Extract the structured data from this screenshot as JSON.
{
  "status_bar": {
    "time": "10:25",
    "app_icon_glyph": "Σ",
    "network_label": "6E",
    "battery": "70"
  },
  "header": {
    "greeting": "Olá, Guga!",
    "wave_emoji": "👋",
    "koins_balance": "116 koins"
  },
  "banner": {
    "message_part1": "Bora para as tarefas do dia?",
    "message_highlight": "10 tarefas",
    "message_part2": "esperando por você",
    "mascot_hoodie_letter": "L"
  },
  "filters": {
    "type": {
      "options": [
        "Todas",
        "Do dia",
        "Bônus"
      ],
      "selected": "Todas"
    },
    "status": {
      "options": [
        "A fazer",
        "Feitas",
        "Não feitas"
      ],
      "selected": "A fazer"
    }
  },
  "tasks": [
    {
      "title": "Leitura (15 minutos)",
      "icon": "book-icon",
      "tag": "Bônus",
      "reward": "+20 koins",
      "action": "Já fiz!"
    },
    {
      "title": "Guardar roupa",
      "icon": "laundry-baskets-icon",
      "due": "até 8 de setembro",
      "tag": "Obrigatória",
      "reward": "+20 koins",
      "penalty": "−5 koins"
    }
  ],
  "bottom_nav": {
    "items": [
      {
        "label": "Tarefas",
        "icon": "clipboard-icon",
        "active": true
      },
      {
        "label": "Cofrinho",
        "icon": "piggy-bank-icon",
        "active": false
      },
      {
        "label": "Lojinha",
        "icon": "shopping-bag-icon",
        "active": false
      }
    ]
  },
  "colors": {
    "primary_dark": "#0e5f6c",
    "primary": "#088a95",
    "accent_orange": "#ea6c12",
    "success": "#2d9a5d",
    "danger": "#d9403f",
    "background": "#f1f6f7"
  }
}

************

> **Task goal**
Reproduce the data, keeping every line exactly the same.

> **Answer to this problem**
Extract the structured data from this screenshot as JSON.
{
  "status_bar": {
    "time": "10:25",
    "app_icon_glyph": "Σ",
    "network_label": "6E",
    "battery": "70"
  },
  "header": {
    "greeting": "Olá, Guga!",
    "wave_emoji": "👋",
    "koins_balance": "116 koins"
  },
  "banner": {
    "message_part1": "Bora para as tarefas do dia?",
    "message_highlight": "10 tarefas",
    "message_part2": "esperando por você",
    "mascot_hoodie_letter": "L"
  },
  "filters": {
    "type": {
      "options": [
        "Todas",
        "Do dia",
        "Bônus"
      ],
      "selected": "Todas"
    },
    "status": {
      "options": [
        "A fazer",
        "Feitas",
        "Não feitas"
      ],
      "selected": "A fazer"
    }
  },
  "tasks": [
    {
      "title": "Leitura (15 minutos)",
      "icon": "book-icon",
      "tag": "Bônus",
      "reward": "+20 koins",
      "action": "Já fiz!"
    },
    {
      "title": "Guardar roupa",
      "icon": "laundry-baskets-icon",
      "due": "até 8 de setembro",
      "tag": "Obrigatória",
      "reward": "+20 koins",
      "penalty": "−5 koins"
    }
  ],
  "bottom_nav": {
    "items": [
      {
        "label": "Tarefas",
        "icon": "clipboard-icon",
        "active": true
      },
      {
        "label": "Cofrinho",
        "icon": "piggy-bank-icon",
        "active": false
      },
      {
        "label": "Lojinha",
        "icon": "shopping-bag-icon",
        "active": false
      }
    ]
  },
  "colors": {
    "primary_dark": "#0e5f6c",
    "primary": "#088a95",
    "accent_orange": "#ea6c12",
    "success": "#2d9a5d",
    "danger": "#d9403f",
    "background": "#f1f6f7"
  }
}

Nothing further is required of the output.